STATED TASK
Every line holding the string "chat" should be gathered.

INFORMATION SUPPLIED

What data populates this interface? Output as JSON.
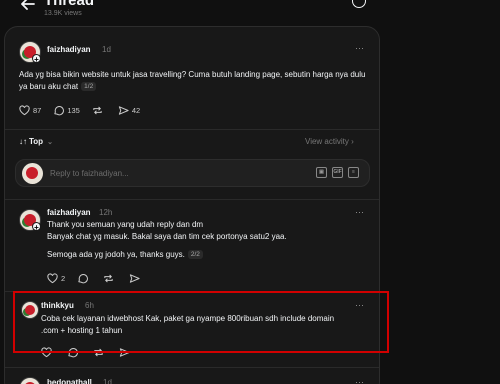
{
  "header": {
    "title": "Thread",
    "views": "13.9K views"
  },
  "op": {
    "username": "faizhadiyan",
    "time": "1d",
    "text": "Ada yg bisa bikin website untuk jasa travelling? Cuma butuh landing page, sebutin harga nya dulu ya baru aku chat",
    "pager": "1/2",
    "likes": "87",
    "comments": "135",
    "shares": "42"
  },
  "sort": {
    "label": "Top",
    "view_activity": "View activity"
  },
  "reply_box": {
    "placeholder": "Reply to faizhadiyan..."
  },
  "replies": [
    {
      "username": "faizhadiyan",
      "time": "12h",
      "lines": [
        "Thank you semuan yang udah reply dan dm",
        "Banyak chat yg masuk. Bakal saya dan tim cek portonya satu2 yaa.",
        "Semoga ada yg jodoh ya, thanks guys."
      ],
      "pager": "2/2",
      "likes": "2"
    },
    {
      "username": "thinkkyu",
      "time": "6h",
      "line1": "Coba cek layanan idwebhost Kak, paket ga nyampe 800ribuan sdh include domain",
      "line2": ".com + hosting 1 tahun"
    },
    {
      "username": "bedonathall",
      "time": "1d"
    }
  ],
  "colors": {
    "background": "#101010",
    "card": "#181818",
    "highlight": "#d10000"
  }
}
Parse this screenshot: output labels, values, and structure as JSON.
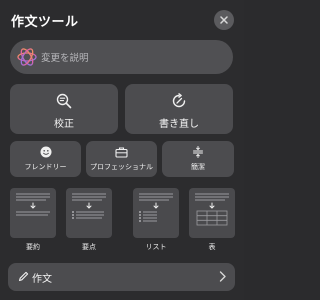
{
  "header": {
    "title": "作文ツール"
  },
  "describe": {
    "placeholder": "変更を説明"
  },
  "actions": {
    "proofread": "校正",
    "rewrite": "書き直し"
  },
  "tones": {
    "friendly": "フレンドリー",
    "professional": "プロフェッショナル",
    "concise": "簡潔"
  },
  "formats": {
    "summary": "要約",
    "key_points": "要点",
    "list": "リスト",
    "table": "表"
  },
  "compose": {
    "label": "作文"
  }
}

TASK SOLUTION
    "text": "Ada yg bisa bikin website untuk jasa travelling? Cuma butuh landing page, sebutin harga nya dulu ya baru aku chat",
        "Banyak chat yg masuk. Bakal saya dan tim cek portonya satu2 yaa.",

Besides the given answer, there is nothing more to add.